Start Available records

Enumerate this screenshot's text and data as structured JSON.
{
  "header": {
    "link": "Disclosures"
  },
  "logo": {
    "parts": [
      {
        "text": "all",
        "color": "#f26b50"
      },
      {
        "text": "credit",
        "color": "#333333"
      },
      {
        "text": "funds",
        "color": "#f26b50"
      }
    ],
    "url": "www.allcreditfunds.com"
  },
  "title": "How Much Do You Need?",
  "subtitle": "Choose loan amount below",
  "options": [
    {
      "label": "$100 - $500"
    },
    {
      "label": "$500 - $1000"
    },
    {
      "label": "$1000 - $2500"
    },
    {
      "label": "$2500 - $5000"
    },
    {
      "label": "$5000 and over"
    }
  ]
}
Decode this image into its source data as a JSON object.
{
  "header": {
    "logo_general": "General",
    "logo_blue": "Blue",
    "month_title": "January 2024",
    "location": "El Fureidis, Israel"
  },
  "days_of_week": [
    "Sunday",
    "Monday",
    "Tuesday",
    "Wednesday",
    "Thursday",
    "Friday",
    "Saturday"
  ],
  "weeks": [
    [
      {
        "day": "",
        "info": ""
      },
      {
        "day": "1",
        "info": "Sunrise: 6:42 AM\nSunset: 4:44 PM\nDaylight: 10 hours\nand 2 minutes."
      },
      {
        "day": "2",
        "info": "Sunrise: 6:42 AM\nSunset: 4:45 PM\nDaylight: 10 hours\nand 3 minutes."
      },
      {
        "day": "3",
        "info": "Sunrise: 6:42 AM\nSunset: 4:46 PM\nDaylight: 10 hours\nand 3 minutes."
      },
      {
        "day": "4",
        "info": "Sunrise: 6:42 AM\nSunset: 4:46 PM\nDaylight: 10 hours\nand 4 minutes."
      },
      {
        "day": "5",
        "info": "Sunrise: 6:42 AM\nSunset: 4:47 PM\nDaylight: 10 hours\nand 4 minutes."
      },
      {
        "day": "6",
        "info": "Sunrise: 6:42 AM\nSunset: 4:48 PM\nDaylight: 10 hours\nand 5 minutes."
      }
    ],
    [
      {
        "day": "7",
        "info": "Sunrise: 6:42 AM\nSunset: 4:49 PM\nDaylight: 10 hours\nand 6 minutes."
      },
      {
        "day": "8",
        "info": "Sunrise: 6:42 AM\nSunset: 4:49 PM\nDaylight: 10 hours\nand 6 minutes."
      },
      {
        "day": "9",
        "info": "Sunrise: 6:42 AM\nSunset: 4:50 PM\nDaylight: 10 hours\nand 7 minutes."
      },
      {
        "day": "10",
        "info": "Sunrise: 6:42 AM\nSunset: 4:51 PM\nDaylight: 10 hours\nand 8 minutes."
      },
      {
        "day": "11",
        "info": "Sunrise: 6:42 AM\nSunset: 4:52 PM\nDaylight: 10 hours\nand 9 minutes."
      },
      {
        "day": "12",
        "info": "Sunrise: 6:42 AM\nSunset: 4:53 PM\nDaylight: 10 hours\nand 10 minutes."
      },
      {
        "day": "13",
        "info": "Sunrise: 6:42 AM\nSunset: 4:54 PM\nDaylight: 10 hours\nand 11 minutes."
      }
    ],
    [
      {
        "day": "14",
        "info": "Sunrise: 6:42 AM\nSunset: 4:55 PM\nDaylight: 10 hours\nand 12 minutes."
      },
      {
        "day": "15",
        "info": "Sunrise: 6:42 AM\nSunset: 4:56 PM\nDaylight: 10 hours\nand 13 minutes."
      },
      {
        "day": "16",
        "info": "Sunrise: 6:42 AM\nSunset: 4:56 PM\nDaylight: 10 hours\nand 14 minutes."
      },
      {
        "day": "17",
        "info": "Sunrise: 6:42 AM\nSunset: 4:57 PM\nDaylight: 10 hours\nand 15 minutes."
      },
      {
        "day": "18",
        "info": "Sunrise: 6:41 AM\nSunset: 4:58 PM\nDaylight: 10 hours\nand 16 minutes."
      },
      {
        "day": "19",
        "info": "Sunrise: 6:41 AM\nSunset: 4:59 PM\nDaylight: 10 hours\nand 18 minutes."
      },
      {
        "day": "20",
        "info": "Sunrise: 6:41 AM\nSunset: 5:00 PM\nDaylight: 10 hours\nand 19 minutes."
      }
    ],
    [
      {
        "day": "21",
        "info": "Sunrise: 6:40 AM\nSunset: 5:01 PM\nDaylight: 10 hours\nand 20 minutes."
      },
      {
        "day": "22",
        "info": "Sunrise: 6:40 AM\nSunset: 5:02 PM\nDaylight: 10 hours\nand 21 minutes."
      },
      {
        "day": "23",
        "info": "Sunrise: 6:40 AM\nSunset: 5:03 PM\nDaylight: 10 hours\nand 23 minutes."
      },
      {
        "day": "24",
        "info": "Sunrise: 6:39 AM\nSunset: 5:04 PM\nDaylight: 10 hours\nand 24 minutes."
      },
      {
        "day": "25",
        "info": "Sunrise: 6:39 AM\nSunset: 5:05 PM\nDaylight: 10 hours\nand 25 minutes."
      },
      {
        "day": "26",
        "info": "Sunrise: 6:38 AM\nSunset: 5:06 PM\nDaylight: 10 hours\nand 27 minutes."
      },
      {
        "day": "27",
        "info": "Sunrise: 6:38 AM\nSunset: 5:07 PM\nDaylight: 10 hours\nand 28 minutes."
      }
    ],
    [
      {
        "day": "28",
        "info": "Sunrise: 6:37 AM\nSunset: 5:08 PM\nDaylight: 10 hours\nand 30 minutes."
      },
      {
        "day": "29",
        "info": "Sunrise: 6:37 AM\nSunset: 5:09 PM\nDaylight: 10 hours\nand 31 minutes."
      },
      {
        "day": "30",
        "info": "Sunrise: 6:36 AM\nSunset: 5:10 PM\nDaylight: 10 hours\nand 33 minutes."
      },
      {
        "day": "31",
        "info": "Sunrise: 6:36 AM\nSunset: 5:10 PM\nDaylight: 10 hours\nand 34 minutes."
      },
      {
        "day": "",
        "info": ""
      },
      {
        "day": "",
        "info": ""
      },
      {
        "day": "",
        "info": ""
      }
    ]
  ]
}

End Available records

:: Description of the task ::
Copy out each record, keeping every word as it is.

:: Final result ::
Enumerate this screenshot's text and data as structured JSON.
{
  "header": {
    "link": "Disclosures"
  },
  "logo": {
    "parts": [
      {
        "text": "all",
        "color": "#f26b50"
      },
      {
        "text": "credit",
        "color": "#333333"
      },
      {
        "text": "funds",
        "color": "#f26b50"
      }
    ],
    "url": "www.allcreditfunds.com"
  },
  "title": "How Much Do You Need?",
  "subtitle": "Choose loan amount below",
  "options": [
    {
      "label": "$100 - $500"
    },
    {
      "label": "$500 - $1000"
    },
    {
      "label": "$1000 - $2500"
    },
    {
      "label": "$2500 - $5000"
    },
    {
      "label": "$5000 and over"
    }
  ]
}
Decode this image into its source data as a JSON object.
{
  "header": {
    "logo_general": "General",
    "logo_blue": "Blue",
    "month_title": "January 2024",
    "location": "El Fureidis, Israel"
  },
  "days_of_week": [
    "Sunday",
    "Monday",
    "Tuesday",
    "Wednesday",
    "Thursday",
    "Friday",
    "Saturday"
  ],
  "weeks": [
    [
      {
        "day": "",
        "info": ""
      },
      {
        "day": "1",
        "info": "Sunrise: 6:42 AM\nSunset: 4:44 PM\nDaylight: 10 hours\nand 2 minutes."
      },
      {
        "day": "2",
        "info": "Sunrise: 6:42 AM\nSunset: 4:45 PM\nDaylight: 10 hours\nand 3 minutes."
      },
      {
        "day": "3",
        "info": "Sunrise: 6:42 AM\nSunset: 4:46 PM\nDaylight: 10 hours\nand 3 minutes."
      },
      {
        "day": "4",
        "info": "Sunrise: 6:42 AM\nSunset: 4:46 PM\nDaylight: 10 hours\nand 4 minutes."
      },
      {
        "day": "5",
        "info": "Sunrise: 6:42 AM\nSunset: 4:47 PM\nDaylight: 10 hours\nand 4 minutes."
      },
      {
        "day": "6",
        "info": "Sunrise: 6:42 AM\nSunset: 4:48 PM\nDaylight: 10 hours\nand 5 minutes."
      }
    ],
    [
      {
        "day": "7",
        "info": "Sunrise: 6:42 AM\nSunset: 4:49 PM\nDaylight: 10 hours\nand 6 minutes."
      },
      {
        "day": "8",
        "info": "Sunrise: 6:42 AM\nSunset: 4:49 PM\nDaylight: 10 hours\nand 6 minutes."
      },
      {
        "day": "9",
        "info": "Sunrise: 6:42 AM\nSunset: 4:50 PM\nDaylight: 10 hours\nand 7 minutes."
      },
      {
        "day": "10",
        "info": "Sunrise: 6:42 AM\nSunset: 4:51 PM\nDaylight: 10 hours\nand 8 minutes."
      },
      {
        "day": "11",
        "info": "Sunrise: 6:42 AM\nSunset: 4:52 PM\nDaylight: 10 hours\nand 9 minutes."
      },
      {
        "day": "12",
        "info": "Sunrise: 6:42 AM\nSunset: 4:53 PM\nDaylight: 10 hours\nand 10 minutes."
      },
      {
        "day": "13",
        "info": "Sunrise: 6:42 AM\nSunset: 4:54 PM\nDaylight: 10 hours\nand 11 minutes."
      }
    ],
    [
      {
        "day": "14",
        "info": "Sunrise: 6:42 AM\nSunset: 4:55 PM\nDaylight: 10 hours\nand 12 minutes."
      },
      {
        "day": "15",
        "info": "Sunrise: 6:42 AM\nSunset: 4:56 PM\nDaylight: 10 hours\nand 13 minutes."
      },
      {
        "day": "16",
        "info": "Sunrise: 6:42 AM\nSunset: 4:56 PM\nDaylight: 10 hours\nand 14 minutes."
      },
      {
        "day": "17",
        "info": "Sunrise: 6:42 AM\nSunset: 4:57 PM\nDaylight: 10 hours\nand 15 minutes."
      },
      {
        "day": "18",
        "info": "Sunrise: 6:41 AM\nSunset: 4:58 PM\nDaylight: 10 hours\nand 16 minutes."
      },
      {
        "day": "19",
        "info": "Sunrise: 6:41 AM\nSunset: 4:59 PM\nDaylight: 10 hours\nand 18 minutes."
      },
      {
        "day": "20",
        "info": "Sunrise: 6:41 AM\nSunset: 5:00 PM\nDaylight: 10 hours\nand 19 minutes."
      }
    ],
    [
      {
        "day": "21",
        "info": "Sunrise: 6:40 AM\nSunset: 5:01 PM\nDaylight: 10 hours\nand 20 minutes."
      },
      {
        "day": "22",
        "info": "Sunrise: 6:40 AM\nSunset: 5:02 PM\nDaylight: 10 hours\nand 21 minutes."
      },
      {
        "day": "23",
        "info": "Sunrise: 6:40 AM\nSunset: 5:03 PM\nDaylight: 10 hours\nand 23 minutes."
      },
      {
        "day": "24",
        "info": "Sunrise: 6:39 AM\nSunset: 5:04 PM\nDaylight: 10 hours\nand 24 minutes."
      },
      {
        "day": "25",
        "info": "Sunrise: 6:39 AM\nSunset: 5:05 PM\nDaylight: 10 hours\nand 25 minutes."
      },
      {
        "day": "26",
        "info": "Sunrise: 6:38 AM\nSunset: 5:06 PM\nDaylight: 10 hours\nand 27 minutes."
      },
      {
        "day": "27",
        "info": "Sunrise: 6:38 AM\nSunset: 5:07 PM\nDaylight: 10 hours\nand 28 minutes."
      }
    ],
    [
      {
        "day": "28",
        "info": "Sunrise: 6:37 AM\nSunset: 5:08 PM\nDaylight: 10 hours\nand 30 minutes."
      },
      {
        "day": "29",
        "info": "Sunrise: 6:37 AM\nSunset: 5:09 PM\nDaylight: 10 hours\nand 31 minutes."
      },
      {
        "day": "30",
        "info": "Sunrise: 6:36 AM\nSunset: 5:10 PM\nDaylight: 10 hours\nand 33 minutes."
      },
      {
        "day": "31",
        "info": "Sunrise: 6:36 AM\nSunset: 5:10 PM\nDaylight: 10 hours\nand 34 minutes."
      },
      {
        "day": "",
        "info": ""
      },
      {
        "day": "",
        "info": ""
      },
      {
        "day": "",
        "info": ""
      }
    ]
  ]
}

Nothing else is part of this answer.